:: Data shown ::
[BEGIN]

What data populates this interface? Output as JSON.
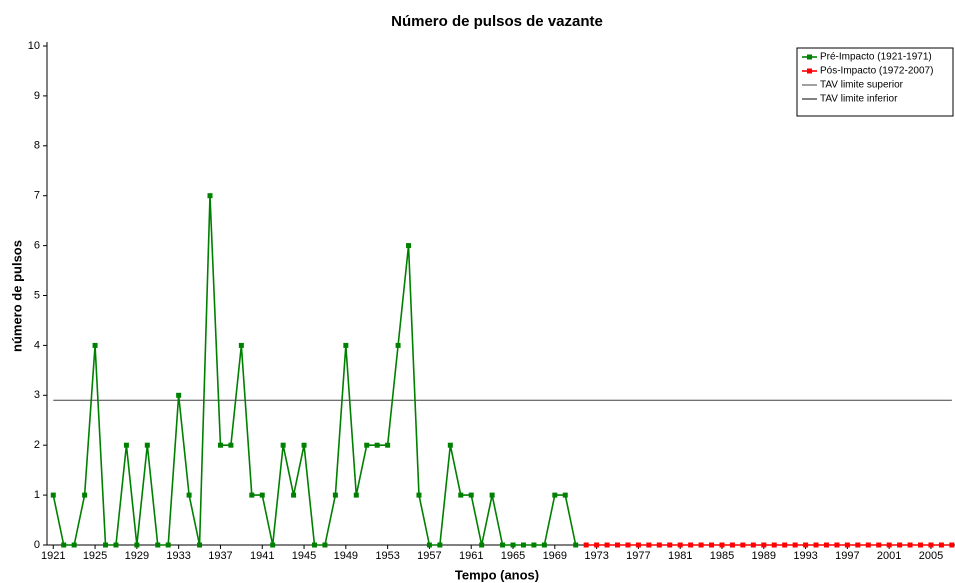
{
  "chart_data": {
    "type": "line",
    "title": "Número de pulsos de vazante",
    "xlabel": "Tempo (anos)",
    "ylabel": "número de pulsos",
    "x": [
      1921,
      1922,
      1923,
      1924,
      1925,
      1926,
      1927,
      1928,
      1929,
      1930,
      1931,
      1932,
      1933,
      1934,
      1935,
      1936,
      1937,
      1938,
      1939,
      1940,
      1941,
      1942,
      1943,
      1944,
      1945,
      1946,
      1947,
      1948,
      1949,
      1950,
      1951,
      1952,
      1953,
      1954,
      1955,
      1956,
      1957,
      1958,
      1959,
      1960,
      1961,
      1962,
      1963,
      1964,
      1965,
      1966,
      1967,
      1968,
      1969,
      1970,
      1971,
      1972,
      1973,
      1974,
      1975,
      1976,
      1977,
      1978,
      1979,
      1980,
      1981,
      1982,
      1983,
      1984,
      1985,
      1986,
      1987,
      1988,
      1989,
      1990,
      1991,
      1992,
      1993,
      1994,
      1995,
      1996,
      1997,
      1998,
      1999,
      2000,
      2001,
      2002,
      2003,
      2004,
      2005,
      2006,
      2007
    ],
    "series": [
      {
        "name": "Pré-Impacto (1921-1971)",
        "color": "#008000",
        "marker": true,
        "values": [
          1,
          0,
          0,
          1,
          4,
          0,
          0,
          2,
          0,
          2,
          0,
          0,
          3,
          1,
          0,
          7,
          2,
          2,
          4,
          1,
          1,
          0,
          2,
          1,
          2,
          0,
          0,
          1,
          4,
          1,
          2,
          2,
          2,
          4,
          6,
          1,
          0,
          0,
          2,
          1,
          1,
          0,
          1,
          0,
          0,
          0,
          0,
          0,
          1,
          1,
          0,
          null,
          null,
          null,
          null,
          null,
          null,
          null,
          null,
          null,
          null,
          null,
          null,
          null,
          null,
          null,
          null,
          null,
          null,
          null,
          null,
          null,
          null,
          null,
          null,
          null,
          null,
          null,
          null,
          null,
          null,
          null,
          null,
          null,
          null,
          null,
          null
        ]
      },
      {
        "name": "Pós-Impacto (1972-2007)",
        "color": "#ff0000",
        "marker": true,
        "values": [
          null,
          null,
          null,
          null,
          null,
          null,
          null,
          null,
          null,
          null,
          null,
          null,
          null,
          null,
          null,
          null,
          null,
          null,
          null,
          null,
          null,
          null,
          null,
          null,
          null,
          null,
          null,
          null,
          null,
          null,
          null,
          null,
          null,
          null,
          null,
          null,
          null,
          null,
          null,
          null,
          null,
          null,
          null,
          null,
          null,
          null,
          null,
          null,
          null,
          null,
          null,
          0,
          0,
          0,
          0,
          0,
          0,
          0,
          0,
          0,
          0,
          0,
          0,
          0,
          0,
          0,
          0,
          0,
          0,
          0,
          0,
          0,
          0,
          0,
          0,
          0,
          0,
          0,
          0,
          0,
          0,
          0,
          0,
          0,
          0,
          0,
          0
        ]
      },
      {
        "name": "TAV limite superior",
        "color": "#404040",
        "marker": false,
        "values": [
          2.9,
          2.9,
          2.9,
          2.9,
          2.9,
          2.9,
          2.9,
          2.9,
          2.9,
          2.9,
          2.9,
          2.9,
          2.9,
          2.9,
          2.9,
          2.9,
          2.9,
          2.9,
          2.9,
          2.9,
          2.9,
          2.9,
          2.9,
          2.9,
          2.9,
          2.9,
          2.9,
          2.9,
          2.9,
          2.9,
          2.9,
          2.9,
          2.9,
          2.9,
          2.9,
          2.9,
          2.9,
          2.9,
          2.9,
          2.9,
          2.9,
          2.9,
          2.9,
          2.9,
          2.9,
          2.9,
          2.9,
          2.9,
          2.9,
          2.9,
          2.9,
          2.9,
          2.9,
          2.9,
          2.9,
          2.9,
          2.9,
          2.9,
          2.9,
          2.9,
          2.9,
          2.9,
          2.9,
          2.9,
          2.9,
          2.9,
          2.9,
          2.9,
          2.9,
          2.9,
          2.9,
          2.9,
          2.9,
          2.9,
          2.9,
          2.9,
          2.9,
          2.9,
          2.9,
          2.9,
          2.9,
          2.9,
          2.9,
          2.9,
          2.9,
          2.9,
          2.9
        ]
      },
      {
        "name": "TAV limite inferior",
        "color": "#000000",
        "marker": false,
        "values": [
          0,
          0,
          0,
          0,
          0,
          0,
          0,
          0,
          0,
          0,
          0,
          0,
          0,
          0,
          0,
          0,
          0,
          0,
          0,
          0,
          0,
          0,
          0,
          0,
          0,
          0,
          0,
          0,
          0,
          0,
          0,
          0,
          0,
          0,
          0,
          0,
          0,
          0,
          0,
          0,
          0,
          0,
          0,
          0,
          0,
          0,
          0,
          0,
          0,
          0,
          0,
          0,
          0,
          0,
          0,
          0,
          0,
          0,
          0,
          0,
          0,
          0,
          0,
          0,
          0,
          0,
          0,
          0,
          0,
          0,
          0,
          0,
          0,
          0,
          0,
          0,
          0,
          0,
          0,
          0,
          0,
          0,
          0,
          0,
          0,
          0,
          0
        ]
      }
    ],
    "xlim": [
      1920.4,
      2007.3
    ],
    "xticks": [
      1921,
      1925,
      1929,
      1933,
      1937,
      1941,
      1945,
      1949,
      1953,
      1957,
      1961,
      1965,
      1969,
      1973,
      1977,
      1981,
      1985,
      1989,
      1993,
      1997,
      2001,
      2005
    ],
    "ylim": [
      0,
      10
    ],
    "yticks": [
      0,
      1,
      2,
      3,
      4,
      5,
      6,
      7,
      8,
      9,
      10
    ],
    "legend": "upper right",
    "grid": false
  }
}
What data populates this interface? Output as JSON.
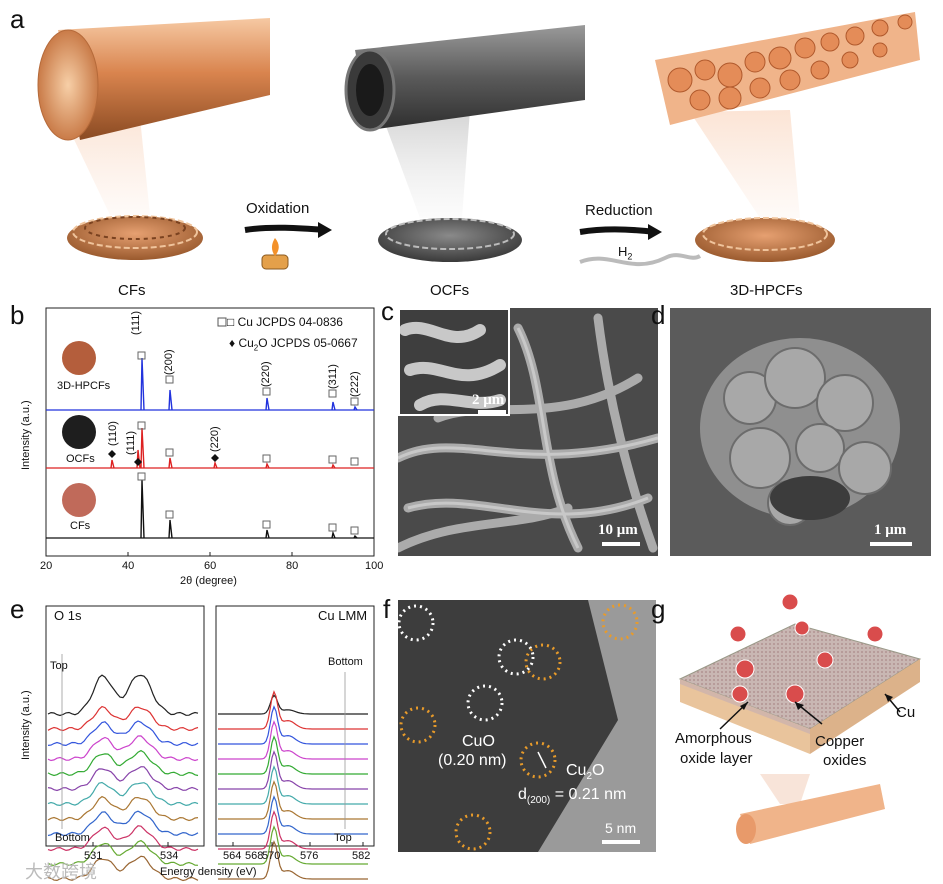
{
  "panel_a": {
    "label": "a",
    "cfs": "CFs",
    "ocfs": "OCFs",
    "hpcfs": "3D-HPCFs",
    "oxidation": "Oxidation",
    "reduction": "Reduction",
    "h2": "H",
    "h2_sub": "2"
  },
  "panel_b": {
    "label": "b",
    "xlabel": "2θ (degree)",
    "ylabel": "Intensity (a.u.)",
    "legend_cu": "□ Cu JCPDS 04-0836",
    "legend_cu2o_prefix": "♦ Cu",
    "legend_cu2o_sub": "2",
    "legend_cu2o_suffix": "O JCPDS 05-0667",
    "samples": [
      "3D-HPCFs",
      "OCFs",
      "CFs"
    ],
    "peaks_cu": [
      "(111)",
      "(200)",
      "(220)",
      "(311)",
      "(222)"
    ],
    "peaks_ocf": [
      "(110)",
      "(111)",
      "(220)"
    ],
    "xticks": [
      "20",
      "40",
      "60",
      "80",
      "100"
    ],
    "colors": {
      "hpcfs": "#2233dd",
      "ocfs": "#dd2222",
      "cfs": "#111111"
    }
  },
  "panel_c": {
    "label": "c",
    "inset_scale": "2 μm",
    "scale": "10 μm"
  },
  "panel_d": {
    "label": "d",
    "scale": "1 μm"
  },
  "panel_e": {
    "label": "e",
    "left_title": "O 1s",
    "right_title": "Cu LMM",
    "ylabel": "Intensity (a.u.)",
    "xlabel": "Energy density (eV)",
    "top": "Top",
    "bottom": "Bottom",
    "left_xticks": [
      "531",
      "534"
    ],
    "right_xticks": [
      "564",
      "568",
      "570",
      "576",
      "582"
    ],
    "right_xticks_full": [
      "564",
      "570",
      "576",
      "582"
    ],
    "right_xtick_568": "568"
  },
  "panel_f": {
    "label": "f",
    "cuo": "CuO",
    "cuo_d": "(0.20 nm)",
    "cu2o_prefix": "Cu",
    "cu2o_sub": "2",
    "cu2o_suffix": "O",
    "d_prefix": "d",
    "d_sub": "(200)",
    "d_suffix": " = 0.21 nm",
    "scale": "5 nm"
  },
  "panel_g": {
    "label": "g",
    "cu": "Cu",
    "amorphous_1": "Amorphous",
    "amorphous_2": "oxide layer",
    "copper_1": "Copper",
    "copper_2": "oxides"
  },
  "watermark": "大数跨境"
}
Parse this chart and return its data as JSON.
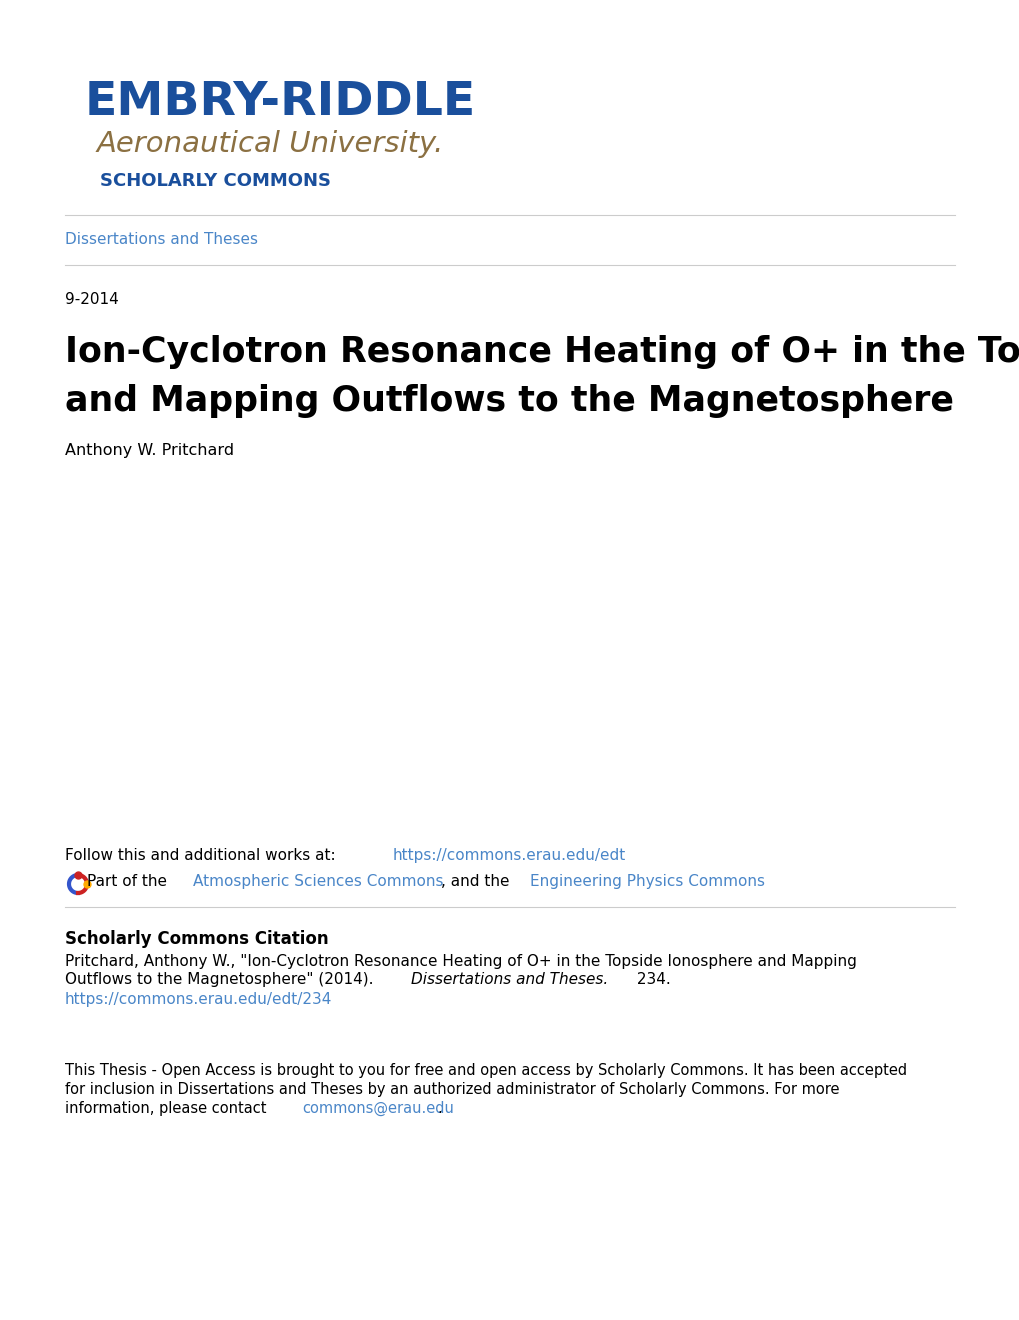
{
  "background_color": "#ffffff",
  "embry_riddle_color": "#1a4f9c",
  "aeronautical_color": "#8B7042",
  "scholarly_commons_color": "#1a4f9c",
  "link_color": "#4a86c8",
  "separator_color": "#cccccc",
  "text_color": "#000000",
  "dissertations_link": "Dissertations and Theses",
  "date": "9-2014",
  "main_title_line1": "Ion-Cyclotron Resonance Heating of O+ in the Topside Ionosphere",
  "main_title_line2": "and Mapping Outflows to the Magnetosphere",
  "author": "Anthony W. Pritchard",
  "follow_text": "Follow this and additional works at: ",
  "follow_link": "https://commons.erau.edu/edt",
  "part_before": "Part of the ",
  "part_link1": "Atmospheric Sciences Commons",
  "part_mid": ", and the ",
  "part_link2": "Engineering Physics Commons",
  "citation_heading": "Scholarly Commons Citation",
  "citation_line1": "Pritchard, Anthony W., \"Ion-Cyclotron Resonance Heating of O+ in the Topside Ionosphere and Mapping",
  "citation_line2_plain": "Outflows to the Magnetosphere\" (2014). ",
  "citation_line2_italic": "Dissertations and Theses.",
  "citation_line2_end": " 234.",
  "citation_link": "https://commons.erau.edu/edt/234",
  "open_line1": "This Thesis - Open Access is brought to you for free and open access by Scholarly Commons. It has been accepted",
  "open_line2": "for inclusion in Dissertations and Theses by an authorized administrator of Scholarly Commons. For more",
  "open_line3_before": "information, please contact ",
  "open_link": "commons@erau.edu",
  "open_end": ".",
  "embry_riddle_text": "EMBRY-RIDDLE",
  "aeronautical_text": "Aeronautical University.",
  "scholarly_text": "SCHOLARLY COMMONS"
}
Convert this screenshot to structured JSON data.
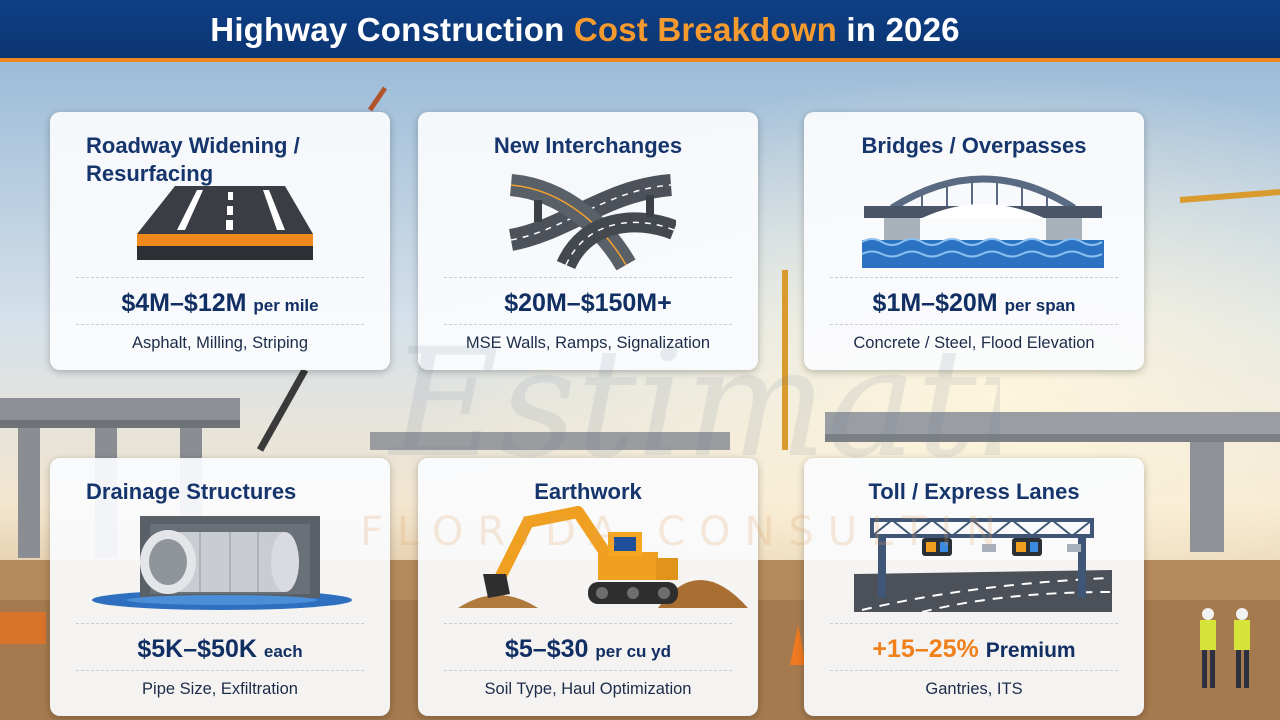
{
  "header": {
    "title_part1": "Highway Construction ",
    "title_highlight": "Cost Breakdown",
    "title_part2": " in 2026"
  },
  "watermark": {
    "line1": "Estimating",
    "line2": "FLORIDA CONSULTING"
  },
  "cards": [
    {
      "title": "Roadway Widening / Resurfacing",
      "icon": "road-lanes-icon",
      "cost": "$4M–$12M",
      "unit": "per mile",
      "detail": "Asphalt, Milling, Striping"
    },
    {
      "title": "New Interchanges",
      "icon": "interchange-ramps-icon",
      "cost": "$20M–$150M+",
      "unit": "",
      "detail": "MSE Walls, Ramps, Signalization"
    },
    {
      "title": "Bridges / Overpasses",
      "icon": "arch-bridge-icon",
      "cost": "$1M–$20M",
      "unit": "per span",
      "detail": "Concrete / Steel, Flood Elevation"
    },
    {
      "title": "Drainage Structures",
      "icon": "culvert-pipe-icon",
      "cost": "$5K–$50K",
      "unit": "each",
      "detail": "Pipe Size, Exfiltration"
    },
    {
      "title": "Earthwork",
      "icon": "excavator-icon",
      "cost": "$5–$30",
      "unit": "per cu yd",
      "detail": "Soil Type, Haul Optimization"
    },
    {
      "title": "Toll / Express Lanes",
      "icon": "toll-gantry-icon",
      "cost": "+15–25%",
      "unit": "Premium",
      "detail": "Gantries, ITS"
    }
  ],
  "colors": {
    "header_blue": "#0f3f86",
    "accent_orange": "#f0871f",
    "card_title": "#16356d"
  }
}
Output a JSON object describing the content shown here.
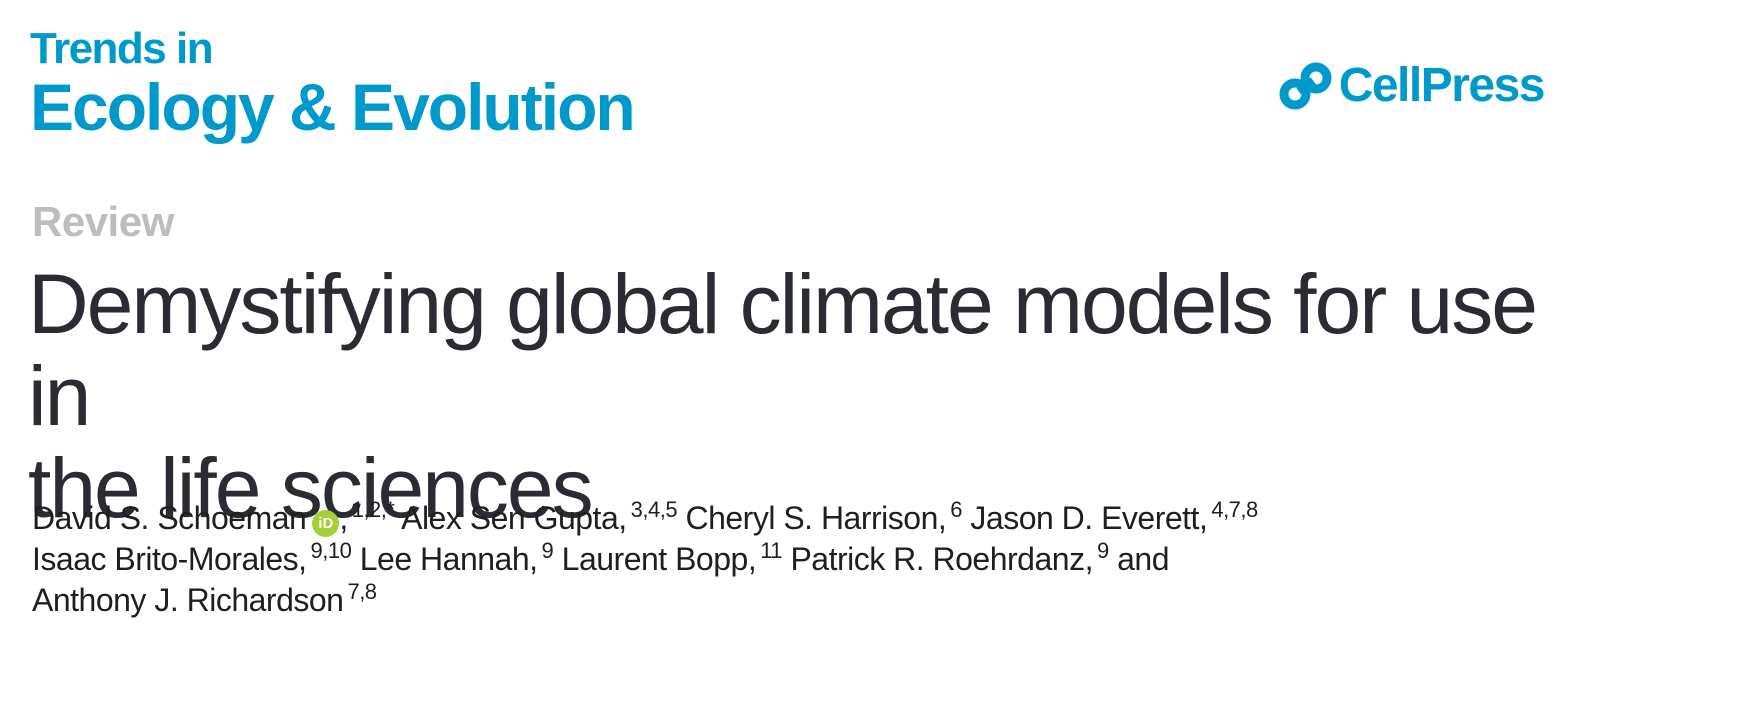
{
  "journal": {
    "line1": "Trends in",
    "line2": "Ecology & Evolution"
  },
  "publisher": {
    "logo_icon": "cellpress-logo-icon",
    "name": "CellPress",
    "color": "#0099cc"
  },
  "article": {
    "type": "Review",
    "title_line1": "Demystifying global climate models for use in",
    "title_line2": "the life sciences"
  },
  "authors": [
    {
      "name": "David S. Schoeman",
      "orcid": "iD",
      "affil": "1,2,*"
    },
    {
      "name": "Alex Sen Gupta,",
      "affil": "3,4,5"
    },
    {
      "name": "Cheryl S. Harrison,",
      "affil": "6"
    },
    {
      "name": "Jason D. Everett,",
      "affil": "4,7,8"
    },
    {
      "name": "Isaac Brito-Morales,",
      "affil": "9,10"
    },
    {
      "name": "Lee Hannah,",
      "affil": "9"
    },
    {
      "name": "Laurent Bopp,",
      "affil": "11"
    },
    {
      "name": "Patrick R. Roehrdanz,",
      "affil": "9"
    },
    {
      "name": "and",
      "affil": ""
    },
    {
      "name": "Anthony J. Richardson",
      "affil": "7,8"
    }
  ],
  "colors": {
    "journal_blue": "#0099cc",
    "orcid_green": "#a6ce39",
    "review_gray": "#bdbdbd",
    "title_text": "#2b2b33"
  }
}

[END]

:: What you will do ::
Say how many lines in this material hold "detail", and say nothing else.

:: Task output ::
6